TEKS HALAMAN.
-=-=-

Rabu, 04 April 2018

Lalu Aku Membaringkan Diri, Sebab Penciptaku Menjagaku

Beberapa malam di sejak masa Paskah, saya selalu terbangun di jam sekitar 01.30. Lalu mengalami saat-saat dimana saya akan berjuang untuk bisa tidur kembali.


Malam itu, pukul 01.23 saya kembali terbangun dan spontan saja segera mengupayakan kembali pada tidur malam yang rasanya masih cukup panjang untuk diteruskan hingga pagi menjelang. Cukup sulit untuk kembali masuk ke gerbang istirahat malam itu. Mencoba berbagai posisi tidur yang sekiranya selalu berhasil membuat saya kembali tidur pun, malam itu nihil.

Sambil mata terpejam, tiba-tiba pikiran saya yang sedari terbangun tidak berhenti untuk memikirkan apa pun, masuk ke sebuah perenungan. Bisa tidur itu ternyata anugerah.

Betapa tidak sedikit juga orang yang sengaja tidak tidur hanya untuk tetap membuat dirinya produktif, mengerjakan banyak hal, memenuhi target, membuat perencanaan, dan sebagainya. Orang-orang berbondong-bondong meyakini bahwa tidur hanya untuk orang malas, tidur hanya untuk orang yang tidak mau mengejar kesuksesan dan semacamnya. Beralasan mengejar investasi untuk yang dicintainya. Demi tabungan di masa tua. Kerja dari pagi buta hingga hampir tengah malam. Dari matahari belum menampakkan dirinya hingga matahari sudah masuk ke perpaduannya, masih saja belum selesai dengan yang dinamakan pekerjaan atau pelayanan.

Di lain sisi, ada pula orang yang berjuang mati-matian supaya bisa menikmati tidur seperti yang lain. Merogoh kocek yang cukup dalam untuk sebuah terapi tidur. Melalukan ini dan itu agar bisa terlelap dalam istirahat malamnya. Sehingga suatu saat menyadari "Bisa memejamkan mata dan terlelap adalah sebuah berkat. Sia-sialah orang yang tidak menikmatinya, menolaknya".

Bagaimana jika tidur itu didesain Allah untuk Ia melakukan pekerjaanNya di saat kita sedang tidak bekerja?

-=-=-

Item yang termuat dalam dataset:

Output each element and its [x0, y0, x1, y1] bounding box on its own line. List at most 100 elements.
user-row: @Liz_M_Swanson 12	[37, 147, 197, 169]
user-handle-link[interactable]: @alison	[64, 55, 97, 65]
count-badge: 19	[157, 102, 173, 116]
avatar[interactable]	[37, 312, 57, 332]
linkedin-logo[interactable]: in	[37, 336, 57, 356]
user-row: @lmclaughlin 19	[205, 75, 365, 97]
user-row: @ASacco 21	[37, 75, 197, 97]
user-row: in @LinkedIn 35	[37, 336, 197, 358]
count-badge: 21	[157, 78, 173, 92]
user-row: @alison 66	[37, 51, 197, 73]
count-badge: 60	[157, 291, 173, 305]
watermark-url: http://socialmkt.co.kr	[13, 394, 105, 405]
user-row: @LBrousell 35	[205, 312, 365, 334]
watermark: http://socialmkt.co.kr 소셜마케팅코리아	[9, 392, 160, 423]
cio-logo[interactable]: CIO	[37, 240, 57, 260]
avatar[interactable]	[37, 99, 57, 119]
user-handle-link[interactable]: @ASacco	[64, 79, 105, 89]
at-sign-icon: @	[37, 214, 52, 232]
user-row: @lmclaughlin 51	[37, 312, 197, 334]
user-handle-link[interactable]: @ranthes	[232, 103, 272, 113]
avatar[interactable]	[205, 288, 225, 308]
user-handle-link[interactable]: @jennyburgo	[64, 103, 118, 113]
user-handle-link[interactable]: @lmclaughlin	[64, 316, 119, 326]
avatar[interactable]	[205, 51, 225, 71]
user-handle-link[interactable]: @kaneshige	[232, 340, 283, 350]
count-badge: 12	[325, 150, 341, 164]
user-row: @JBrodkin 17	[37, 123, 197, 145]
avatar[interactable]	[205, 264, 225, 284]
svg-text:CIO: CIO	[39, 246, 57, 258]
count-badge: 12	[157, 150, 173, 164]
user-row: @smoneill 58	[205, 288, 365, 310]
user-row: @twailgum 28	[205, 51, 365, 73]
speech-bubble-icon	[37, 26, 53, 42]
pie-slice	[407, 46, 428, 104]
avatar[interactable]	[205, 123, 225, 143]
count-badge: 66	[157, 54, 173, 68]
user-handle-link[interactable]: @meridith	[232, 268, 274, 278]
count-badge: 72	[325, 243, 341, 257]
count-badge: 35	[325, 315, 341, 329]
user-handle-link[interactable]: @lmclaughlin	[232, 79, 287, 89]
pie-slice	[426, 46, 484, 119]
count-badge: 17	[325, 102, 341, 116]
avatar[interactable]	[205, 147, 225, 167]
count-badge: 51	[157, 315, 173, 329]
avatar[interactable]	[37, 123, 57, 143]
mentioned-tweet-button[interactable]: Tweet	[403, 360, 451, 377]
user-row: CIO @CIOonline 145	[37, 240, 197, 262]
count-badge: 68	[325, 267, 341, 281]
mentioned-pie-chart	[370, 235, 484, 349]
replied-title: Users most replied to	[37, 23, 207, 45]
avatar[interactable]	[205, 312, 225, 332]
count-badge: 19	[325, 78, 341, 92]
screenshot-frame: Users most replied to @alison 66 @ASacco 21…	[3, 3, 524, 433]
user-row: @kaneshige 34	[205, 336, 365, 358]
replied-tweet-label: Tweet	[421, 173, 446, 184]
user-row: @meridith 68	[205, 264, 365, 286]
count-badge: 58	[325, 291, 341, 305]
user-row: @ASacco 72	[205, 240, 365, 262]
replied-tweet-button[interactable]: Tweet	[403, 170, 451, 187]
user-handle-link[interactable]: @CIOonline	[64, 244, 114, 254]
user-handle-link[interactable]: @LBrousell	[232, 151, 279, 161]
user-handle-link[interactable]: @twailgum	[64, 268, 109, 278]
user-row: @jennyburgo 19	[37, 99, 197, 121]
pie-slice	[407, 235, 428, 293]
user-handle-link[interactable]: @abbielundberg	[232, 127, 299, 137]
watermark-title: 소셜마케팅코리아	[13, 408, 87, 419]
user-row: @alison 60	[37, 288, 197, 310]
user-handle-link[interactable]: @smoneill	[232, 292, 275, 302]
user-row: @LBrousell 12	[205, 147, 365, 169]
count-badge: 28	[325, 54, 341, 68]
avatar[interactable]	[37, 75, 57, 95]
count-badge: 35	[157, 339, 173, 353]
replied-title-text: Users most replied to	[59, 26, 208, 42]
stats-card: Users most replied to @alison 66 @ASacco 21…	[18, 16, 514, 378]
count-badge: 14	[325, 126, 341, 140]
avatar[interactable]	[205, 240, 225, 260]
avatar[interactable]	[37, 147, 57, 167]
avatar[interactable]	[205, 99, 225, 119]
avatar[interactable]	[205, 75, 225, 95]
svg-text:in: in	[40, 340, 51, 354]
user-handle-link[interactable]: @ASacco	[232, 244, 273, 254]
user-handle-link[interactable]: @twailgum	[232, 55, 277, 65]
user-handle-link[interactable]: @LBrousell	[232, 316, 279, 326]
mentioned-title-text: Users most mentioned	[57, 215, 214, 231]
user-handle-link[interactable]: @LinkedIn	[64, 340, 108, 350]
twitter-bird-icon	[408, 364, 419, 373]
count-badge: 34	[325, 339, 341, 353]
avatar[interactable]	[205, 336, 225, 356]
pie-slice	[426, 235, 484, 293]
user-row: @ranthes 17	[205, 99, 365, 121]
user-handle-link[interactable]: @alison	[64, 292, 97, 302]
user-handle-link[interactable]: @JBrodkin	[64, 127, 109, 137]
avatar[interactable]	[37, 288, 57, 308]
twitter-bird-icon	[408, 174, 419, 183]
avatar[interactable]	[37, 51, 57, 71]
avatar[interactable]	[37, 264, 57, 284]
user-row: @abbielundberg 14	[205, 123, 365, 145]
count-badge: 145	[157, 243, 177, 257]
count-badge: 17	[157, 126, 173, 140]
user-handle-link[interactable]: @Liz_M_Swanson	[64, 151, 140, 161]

-=-=-

DAFTAR TUGAS.
a - Menurut renungan tentang tidur, pukul berapa penulis kembali terbangun pada malam itu?
b - Tuliskan kelanjutan renungan tentang tidur, dimulai sesudah kalimat terakhirnya.
Item tersebut tidak diperlukan sama sekali.

HASIL YANG DIHARAPKAN.
a - Pukul 01.23.

b -
Bagaimana jika tidur adalah saat-saat dimana Allah memang menciptakannya hanya untuk melihat yang dikasihiNya pasrah penuh serta beriman bahwa Allah menjaganya?

Bagaimana jika tidur adalah sebuah bentuk bahwa manusia meyakini bahwa Allah memberkati ciptaanNya?

Tidur memang posisi dimana kita akan terlihat lemah, rentan untuk diserang dan sejenisnya. Namun bagaimana jika tidur merupakan sebuah bentuk kepercayaan bahwa Allah yang menjaga dengan begitu rupa?

Hawa tidak diambil ketika Adam sedang sibuk melakukan tugasnya di Taman Eden. Adam tidak sedang memberi nama makhluk hidup ketika seorang perempuan diambil dari tulang rusuknya. Adam sedang tidur. Manusia itu tidur. 
Melihat bahwa Allah melakukan pekerjaanNya ketika kita benar-benar berserah dan menikmati karunia tidur. 

Saya sering tergoda untuk terjaga hingga malam dan bangun pagi-pagi buta demi mengusahakan apa yang harus saya usahakan. Saya sering tergoda untuk melupakan bahwa ketika tidur, pekerjaan Allah dinyatakan. Dengan kata lain, jika saya tidak tidur saya sedang beranggapan bahwa apa yang sedang saya usahakan atau kerjakan jauh lebih penting daripada pekerjaan Allah.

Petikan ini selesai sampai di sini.